Items from a data source:
═══
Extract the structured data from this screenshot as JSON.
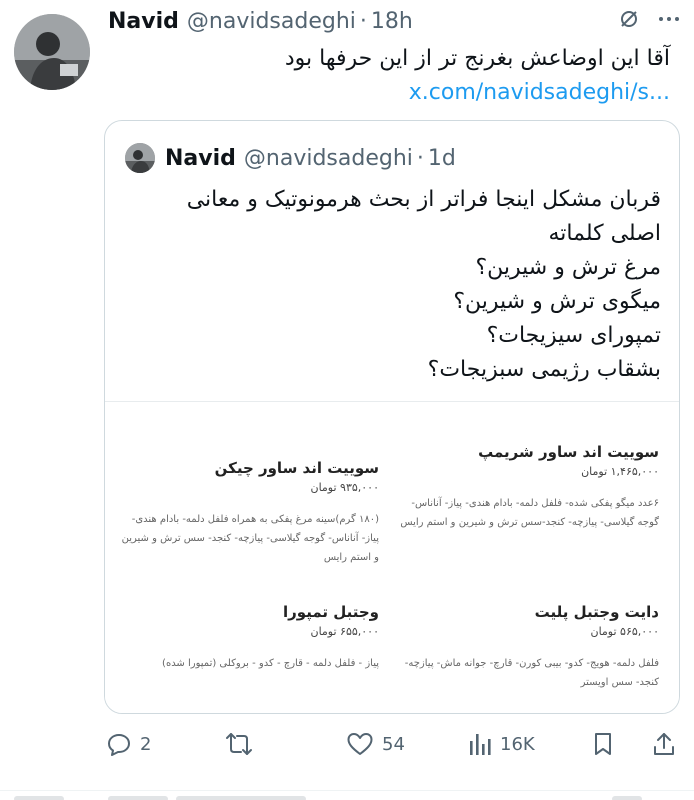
{
  "tweet": {
    "author_name": "Navid",
    "author_handle": "@navidsadeghi",
    "separator": "·",
    "time": "18h",
    "text": "آقا این اوضاعش بغرنج تر از این حرفها بود",
    "link": "x.com/navidsadeghi/s..."
  },
  "quote": {
    "author_name": "Navid",
    "author_handle": "@navidsadeghi",
    "separator": "·",
    "time": "1d",
    "lines": [
      "قربان مشکل اینجا فراتر از بحث هرمونوتیک و معانی",
      "اصلی کلماته",
      "مرغ ترش و شیرین؟",
      "میگوی ترش و شیرین؟",
      "تمپورای سیزیجات؟",
      "بشقاب رژیمی سبزیجات؟"
    ],
    "menu": [
      {
        "title": "سوییت اند ساور شریمپ",
        "price": "۱,۴۶۵,۰۰۰ تومان",
        "desc": "۶عدد میگو پفکی شده- فلفل دلمه- بادام هندی- پیاز- آناناس- گوجه گیلاسی- پیازچه- کنجد-سس ترش و شیرین و استم رایس"
      },
      {
        "title": "سوییت اند ساور چیکن",
        "price": "۹۳۵,۰۰۰ تومان",
        "desc": "(۱۸۰ گرم)سینه مرغ پفکی به همراه فلفل دلمه- بادام هندی- پیاز- آناناس- گوجه گیلاسی- پیازچه- کنجد- سس ترش و شیرین و استم رایس"
      },
      {
        "title": "دایت وجتبل پلیت",
        "price": "۵۶۵,۰۰۰ تومان",
        "desc": "فلفل دلمه- هویج- کدو- بیبی کورن- قارچ- جوانه ماش- پیازچه- کنجد- سس اویستر"
      },
      {
        "title": "وجتبل تمپورا",
        "price": "۶۵۵,۰۰۰ تومان",
        "desc": "پیاز - فلفل دلمه - قارچ - کدو - بروکلی (تمپورا شده)"
      }
    ]
  },
  "actions": {
    "replies": "2",
    "likes": "54",
    "views": "16K"
  },
  "icons": [
    "no-eye-icon",
    "more-icon",
    "reply-icon",
    "retweet-icon",
    "like-icon",
    "views-icon",
    "bookmark-icon",
    "share-icon"
  ],
  "colors": {
    "text": "#0f1419",
    "muted": "#536471",
    "link": "#1d9bf0",
    "border": "#cfd9de"
  }
}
═══
• **Problem to work on**: Give back the whole listing as it stands, minus its pictures.

• **Solution to this problem**:
Extract the structured data from this screenshot as JSON.
{
  "tweet": {
    "author_name": "Navid",
    "author_handle": "@navidsadeghi",
    "separator": "·",
    "time": "18h",
    "text": "آقا این اوضاعش بغرنج تر از این حرفها بود",
    "link": "x.com/navidsadeghi/s..."
  },
  "quote": {
    "author_name": "Navid",
    "author_handle": "@navidsadeghi",
    "separator": "·",
    "time": "1d",
    "lines": [
      "قربان مشکل اینجا فراتر از بحث هرمونوتیک و معانی",
      "اصلی کلماته",
      "مرغ ترش و شیرین؟",
      "میگوی ترش و شیرین؟",
      "تمپورای سیزیجات؟",
      "بشقاب رژیمی سبزیجات؟"
    ],
    "menu": [
      {
        "title": "سوییت اند ساور شریمپ",
        "price": "۱,۴۶۵,۰۰۰ تومان",
        "desc": "۶عدد میگو پفکی شده- فلفل دلمه- بادام هندی- پیاز- آناناس- گوجه گیلاسی- پیازچه- کنجد-سس ترش و شیرین و استم رایس"
      },
      {
        "title": "سوییت اند ساور چیکن",
        "price": "۹۳۵,۰۰۰ تومان",
        "desc": "(۱۸۰ گرم)سینه مرغ پفکی به همراه فلفل دلمه- بادام هندی- پیاز- آناناس- گوجه گیلاسی- پیازچه- کنجد- سس ترش و شیرین و استم رایس"
      },
      {
        "title": "دایت وجتبل پلیت",
        "price": "۵۶۵,۰۰۰ تومان",
        "desc": "فلفل دلمه- هویج- کدو- بیبی کورن- قارچ- جوانه ماش- پیازچه- کنجد- سس اویستر"
      },
      {
        "title": "وجتبل تمپورا",
        "price": "۶۵۵,۰۰۰ تومان",
        "desc": "پیاز - فلفل دلمه - قارچ - کدو - بروکلی (تمپورا شده)"
      }
    ]
  },
  "actions": {
    "replies": "2",
    "likes": "54",
    "views": "16K"
  },
  "icons": [
    "no-eye-icon",
    "more-icon",
    "reply-icon",
    "retweet-icon",
    "like-icon",
    "views-icon",
    "bookmark-icon",
    "share-icon"
  ],
  "colors": {
    "text": "#0f1419",
    "muted": "#536471",
    "link": "#1d9bf0",
    "border": "#cfd9de"
  }
}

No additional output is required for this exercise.